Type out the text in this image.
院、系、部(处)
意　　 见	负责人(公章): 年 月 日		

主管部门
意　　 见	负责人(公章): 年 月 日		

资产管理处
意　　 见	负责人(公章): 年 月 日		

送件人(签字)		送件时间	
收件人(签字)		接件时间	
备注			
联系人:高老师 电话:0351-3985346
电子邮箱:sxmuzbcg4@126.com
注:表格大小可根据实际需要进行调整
☆ ☆ ☆ ☆ ☆
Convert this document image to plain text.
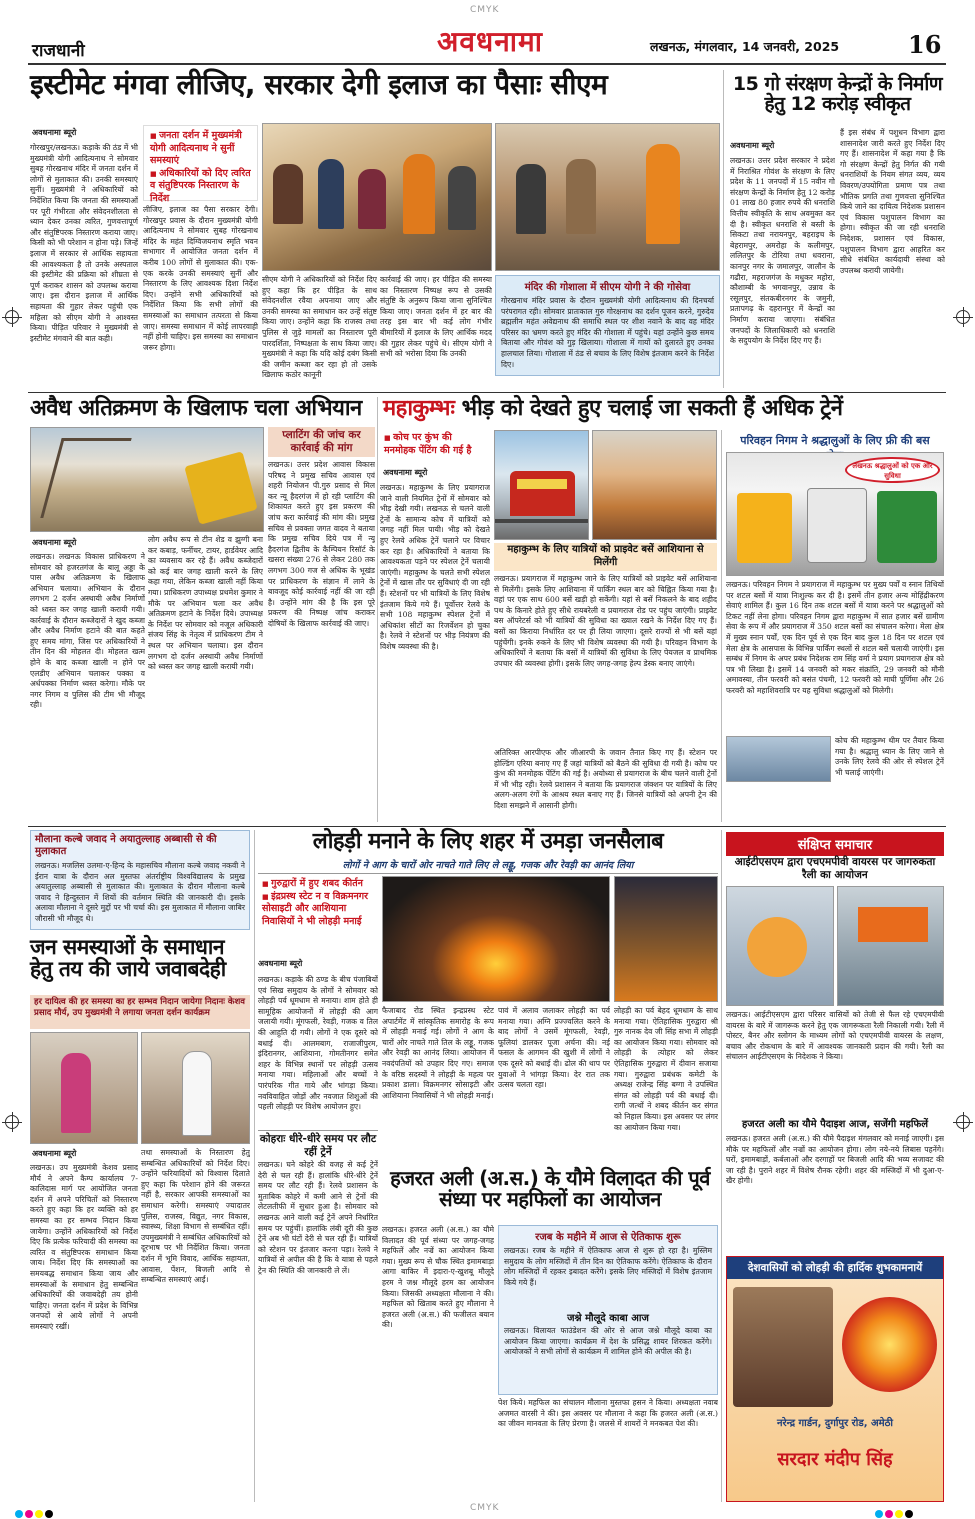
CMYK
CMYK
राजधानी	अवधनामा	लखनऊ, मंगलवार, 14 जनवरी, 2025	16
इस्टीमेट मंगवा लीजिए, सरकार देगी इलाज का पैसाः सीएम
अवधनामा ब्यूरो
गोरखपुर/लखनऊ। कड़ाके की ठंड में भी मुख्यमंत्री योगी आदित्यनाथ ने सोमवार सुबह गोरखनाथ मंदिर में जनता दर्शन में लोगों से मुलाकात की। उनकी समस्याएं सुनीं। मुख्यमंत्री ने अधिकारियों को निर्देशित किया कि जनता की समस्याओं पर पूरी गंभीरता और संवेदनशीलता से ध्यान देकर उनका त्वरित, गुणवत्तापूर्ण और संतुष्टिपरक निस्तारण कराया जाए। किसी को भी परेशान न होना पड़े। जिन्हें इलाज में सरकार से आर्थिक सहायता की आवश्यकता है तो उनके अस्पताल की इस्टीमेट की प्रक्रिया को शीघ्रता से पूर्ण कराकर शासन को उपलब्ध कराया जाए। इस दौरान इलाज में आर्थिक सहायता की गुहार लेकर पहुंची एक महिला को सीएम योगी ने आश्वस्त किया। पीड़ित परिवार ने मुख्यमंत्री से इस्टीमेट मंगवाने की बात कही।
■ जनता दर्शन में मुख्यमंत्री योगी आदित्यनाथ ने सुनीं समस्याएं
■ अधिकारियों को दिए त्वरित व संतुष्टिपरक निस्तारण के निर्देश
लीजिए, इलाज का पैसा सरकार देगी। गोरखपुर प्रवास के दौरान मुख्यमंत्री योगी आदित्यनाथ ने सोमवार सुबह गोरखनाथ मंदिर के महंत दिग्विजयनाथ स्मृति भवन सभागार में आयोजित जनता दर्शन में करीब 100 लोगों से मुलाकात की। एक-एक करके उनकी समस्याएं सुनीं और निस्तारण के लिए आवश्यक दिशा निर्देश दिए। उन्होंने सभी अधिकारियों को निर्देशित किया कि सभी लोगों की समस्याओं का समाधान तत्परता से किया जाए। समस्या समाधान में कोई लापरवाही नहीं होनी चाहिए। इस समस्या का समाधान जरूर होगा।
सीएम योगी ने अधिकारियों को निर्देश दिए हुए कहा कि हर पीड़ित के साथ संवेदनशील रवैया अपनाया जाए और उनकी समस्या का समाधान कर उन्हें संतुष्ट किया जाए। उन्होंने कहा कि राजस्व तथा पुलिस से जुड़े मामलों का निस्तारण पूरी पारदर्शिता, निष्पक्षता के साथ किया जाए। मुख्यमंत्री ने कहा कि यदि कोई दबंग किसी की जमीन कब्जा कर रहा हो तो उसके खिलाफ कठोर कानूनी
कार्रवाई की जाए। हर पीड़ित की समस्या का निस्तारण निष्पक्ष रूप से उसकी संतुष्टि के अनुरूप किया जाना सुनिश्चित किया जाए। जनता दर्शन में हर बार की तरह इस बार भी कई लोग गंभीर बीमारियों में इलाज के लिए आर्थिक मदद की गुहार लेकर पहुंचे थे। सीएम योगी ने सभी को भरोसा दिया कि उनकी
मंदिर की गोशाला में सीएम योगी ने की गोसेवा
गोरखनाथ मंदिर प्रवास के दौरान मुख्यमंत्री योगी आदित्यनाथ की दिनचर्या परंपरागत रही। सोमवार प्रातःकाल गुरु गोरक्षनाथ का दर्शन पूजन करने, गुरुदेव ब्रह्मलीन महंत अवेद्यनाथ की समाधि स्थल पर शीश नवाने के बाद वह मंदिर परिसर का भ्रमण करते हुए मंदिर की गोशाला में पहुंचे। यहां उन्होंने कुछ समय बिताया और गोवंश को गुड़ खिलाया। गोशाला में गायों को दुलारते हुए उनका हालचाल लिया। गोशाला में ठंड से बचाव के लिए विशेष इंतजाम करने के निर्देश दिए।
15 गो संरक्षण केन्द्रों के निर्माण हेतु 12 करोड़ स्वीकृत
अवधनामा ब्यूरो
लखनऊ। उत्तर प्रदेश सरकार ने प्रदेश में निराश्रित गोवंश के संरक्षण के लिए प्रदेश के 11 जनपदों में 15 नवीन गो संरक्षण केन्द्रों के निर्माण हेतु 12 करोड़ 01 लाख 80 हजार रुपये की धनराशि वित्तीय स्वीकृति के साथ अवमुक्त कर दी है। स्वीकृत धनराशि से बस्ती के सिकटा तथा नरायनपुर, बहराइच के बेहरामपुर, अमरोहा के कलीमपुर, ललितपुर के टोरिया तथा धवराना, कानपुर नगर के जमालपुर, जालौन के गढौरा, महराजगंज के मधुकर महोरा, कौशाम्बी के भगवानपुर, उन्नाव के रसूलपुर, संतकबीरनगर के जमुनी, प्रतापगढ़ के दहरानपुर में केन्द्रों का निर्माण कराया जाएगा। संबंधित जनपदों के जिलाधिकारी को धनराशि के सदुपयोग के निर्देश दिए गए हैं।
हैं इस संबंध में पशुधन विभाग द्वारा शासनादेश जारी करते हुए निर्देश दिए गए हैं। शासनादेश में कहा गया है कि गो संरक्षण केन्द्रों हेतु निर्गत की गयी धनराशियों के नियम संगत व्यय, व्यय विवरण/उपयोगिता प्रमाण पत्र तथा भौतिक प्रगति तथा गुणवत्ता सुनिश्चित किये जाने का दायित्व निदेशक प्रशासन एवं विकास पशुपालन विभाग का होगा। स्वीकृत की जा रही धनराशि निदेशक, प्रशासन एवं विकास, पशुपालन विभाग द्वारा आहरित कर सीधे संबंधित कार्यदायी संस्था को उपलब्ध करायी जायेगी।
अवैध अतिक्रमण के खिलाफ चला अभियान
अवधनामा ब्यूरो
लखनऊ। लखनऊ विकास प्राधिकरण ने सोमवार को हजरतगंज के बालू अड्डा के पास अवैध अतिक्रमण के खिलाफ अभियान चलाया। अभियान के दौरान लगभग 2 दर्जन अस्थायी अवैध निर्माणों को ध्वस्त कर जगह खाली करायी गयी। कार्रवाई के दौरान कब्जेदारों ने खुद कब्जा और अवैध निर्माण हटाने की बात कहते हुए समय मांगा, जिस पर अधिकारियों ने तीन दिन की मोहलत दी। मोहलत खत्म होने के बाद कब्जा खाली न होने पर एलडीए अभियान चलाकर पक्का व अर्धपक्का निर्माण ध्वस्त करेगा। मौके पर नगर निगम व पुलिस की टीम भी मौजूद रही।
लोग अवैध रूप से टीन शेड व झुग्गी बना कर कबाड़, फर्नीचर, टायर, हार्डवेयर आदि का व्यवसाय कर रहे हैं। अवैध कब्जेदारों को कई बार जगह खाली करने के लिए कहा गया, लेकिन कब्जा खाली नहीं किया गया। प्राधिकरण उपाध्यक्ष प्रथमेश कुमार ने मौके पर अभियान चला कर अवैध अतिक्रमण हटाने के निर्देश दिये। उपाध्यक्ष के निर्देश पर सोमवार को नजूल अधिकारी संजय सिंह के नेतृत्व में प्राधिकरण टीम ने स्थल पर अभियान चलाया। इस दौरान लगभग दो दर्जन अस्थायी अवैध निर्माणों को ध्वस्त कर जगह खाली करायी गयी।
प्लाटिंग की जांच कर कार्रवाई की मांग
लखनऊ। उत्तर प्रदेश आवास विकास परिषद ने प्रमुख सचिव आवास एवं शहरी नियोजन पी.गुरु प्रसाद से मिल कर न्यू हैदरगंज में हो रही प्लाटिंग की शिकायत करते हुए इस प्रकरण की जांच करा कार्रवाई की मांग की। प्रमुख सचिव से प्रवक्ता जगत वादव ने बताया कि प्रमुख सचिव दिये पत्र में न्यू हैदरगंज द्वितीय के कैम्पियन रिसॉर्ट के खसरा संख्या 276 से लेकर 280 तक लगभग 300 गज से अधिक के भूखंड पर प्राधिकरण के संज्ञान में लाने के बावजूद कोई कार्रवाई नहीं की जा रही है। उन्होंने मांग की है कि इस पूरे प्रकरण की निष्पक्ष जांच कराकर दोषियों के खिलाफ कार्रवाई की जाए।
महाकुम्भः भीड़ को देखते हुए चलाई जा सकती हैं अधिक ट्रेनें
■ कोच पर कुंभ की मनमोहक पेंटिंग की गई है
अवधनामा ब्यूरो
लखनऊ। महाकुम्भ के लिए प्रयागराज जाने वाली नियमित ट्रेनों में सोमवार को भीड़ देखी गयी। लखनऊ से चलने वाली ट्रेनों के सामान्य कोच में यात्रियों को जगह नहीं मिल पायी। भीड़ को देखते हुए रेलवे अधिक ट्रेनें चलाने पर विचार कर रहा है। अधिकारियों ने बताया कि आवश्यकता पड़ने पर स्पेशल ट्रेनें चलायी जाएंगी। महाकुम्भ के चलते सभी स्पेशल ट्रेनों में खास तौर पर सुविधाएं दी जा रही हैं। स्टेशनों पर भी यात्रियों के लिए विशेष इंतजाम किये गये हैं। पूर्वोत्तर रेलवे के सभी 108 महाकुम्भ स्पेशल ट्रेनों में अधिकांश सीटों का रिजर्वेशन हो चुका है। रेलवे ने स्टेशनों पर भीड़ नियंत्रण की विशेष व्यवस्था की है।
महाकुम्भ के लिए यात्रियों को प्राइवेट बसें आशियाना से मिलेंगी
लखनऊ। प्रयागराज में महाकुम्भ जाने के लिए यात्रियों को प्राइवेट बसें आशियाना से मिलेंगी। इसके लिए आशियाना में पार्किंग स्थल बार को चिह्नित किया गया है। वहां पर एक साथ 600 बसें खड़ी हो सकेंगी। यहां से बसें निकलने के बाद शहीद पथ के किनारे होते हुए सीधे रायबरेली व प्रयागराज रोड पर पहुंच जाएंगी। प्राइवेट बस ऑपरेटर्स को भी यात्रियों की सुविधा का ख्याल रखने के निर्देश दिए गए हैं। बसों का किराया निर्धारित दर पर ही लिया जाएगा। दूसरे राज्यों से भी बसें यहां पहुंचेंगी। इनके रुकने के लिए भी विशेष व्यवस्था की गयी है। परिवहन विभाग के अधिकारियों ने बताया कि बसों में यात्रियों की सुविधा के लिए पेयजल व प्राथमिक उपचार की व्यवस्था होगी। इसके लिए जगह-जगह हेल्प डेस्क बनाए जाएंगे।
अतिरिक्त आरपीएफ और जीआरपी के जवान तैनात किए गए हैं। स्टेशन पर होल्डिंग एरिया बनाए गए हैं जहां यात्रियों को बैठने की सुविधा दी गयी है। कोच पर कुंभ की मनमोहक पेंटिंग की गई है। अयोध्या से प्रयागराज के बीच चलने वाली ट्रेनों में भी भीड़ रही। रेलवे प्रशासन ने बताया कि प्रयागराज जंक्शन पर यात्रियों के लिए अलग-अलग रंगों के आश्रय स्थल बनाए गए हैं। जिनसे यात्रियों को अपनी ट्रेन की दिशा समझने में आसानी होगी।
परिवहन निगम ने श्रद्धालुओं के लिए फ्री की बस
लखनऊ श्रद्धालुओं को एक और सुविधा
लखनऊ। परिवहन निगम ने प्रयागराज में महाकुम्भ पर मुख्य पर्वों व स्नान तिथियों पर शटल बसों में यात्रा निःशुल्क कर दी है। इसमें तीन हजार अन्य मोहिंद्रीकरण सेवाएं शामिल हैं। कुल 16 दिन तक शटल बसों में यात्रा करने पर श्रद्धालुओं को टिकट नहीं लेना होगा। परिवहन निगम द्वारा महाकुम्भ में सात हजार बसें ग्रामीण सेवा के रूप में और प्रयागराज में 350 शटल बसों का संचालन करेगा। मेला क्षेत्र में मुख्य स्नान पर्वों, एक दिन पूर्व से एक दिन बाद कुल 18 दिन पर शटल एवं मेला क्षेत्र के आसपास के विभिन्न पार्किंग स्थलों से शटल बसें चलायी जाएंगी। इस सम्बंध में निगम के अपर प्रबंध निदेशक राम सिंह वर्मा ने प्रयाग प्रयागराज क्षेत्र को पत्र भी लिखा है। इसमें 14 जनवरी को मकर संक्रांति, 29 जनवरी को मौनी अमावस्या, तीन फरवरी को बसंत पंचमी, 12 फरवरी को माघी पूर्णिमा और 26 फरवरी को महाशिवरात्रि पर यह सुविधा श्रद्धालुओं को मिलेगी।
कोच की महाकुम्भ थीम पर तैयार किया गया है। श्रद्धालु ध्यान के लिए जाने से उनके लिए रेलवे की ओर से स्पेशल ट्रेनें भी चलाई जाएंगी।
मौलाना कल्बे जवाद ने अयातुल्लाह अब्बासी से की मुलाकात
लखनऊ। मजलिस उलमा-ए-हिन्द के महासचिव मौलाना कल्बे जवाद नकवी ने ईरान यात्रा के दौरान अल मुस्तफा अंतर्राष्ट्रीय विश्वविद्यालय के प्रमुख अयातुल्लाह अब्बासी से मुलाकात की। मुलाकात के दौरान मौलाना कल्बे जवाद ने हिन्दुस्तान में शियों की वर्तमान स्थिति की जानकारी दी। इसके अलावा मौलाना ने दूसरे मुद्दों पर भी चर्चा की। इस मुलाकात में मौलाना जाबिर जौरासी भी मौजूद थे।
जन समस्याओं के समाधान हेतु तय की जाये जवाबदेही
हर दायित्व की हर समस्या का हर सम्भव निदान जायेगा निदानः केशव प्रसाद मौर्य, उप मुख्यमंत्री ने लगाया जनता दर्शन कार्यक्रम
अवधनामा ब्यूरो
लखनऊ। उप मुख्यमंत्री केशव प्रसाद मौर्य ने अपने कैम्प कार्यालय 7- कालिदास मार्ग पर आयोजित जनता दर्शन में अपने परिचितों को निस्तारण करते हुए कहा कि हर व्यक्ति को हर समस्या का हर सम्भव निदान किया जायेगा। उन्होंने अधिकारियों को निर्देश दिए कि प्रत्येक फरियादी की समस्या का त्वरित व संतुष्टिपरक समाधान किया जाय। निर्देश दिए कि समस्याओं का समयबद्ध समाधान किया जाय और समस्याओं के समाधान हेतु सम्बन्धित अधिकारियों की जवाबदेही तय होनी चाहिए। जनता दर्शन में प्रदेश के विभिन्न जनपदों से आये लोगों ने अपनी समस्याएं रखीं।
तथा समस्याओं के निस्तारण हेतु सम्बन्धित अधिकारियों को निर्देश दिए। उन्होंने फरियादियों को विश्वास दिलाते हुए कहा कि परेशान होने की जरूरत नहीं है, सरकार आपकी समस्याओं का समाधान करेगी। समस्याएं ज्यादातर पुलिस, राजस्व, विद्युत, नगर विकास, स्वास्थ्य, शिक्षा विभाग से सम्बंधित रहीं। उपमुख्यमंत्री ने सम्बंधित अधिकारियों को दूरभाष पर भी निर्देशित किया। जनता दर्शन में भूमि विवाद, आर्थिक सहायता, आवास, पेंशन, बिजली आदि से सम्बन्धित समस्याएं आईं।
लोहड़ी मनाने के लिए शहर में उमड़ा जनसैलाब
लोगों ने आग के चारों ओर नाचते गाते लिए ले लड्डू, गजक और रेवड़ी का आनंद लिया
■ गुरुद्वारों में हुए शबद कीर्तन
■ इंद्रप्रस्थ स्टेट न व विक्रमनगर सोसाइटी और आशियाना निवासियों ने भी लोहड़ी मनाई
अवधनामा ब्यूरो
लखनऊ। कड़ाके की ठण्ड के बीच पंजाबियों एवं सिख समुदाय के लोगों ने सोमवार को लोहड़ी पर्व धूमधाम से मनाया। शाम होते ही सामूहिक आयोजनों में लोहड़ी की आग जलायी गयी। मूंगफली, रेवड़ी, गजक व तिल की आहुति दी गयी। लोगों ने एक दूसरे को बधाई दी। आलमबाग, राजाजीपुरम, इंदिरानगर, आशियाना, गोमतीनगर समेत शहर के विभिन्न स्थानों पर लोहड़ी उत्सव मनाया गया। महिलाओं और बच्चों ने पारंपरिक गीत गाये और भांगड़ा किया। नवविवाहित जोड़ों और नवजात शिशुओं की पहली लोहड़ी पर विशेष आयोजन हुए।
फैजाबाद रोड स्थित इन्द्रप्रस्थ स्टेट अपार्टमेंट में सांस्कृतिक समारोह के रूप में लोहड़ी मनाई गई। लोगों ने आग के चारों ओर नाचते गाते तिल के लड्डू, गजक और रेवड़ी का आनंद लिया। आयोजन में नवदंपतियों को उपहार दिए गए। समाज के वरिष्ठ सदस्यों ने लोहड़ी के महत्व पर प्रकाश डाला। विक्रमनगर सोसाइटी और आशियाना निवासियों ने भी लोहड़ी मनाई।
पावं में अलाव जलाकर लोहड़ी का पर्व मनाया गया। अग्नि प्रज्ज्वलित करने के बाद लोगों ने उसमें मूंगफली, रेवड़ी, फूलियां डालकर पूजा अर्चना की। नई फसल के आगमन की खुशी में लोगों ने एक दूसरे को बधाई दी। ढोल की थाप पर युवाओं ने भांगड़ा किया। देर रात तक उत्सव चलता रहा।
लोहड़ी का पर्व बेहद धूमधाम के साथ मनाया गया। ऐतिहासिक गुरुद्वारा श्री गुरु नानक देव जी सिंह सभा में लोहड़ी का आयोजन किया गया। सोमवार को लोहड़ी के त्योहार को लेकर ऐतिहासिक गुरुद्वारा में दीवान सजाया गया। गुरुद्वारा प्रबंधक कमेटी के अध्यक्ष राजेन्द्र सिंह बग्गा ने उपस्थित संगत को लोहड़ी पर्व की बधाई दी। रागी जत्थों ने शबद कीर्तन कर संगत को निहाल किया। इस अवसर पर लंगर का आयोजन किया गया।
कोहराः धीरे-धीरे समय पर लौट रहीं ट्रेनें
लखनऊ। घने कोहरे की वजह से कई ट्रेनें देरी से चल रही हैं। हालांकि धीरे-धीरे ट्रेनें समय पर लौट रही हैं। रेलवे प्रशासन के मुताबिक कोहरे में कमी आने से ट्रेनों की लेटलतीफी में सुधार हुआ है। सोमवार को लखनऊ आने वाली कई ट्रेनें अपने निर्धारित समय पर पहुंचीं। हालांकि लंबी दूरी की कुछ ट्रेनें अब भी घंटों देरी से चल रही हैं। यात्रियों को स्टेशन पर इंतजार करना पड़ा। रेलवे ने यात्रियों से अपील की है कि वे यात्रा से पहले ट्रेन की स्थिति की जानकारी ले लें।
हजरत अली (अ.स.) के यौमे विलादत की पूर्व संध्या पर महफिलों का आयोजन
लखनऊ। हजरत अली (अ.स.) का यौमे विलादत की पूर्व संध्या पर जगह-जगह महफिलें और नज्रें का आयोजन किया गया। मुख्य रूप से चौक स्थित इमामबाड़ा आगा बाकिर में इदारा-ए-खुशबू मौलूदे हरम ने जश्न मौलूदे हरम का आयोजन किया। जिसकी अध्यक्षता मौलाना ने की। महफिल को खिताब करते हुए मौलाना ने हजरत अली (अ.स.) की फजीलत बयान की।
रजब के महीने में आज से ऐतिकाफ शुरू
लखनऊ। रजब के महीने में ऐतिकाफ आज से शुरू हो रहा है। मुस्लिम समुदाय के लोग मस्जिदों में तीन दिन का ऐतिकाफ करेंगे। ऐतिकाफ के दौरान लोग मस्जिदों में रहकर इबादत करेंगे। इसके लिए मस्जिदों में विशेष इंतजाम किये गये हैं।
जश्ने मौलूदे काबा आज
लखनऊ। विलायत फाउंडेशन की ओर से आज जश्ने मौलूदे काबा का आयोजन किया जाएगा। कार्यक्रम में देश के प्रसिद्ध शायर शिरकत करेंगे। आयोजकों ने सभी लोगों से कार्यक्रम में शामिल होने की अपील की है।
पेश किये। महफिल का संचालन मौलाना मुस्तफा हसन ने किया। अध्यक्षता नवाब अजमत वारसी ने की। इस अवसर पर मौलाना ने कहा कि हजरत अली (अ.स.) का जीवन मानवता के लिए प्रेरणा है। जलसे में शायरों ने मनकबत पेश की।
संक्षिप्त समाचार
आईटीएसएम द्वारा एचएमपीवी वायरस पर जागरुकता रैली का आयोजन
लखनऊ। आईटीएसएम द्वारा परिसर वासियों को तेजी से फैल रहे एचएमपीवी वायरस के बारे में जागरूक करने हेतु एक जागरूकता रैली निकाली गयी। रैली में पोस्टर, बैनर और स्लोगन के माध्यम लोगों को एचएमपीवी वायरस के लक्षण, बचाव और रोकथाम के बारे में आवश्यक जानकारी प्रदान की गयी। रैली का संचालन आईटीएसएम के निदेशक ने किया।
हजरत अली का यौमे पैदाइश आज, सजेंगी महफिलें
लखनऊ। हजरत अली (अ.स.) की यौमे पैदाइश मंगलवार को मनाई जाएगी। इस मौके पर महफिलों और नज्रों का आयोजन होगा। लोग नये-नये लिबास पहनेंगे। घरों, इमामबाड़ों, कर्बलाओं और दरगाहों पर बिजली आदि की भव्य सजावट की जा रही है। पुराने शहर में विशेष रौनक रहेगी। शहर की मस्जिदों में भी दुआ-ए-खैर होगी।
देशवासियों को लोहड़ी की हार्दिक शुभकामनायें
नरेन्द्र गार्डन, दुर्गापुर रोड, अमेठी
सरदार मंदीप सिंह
☆ ☆ ☆ ☆ ☆
#### [TASK]
Using the listing, collect all lines in which the string "रमनगर" is found.

#### [FULL OUTPUT]
■ इंद्रप्रस्थ स्टेट न व विक्रमनगर सोसाइटी और आशियाना निवासियों ने भी लोहड़ी मनाई
फैजाबाद रोड स्थित इन्द्रप्रस्थ स्टेट अपार्टमेंट में सांस्कृतिक समारोह के रूप में लोहड़ी मनाई गई। लोगों ने आग के चारों ओर नाचते गाते तिल के लड्डू, गजक और रेवड़ी का आनंद लिया। आयोजन में नवदंपतियों को उपहार दिए गए। समाज के वरिष्ठ सदस्यों ने लोहड़ी के महत्व पर प्रकाश डाला। विक्रमनगर सोसाइटी और आशियाना निवासियों ने भी लोहड़ी मनाई।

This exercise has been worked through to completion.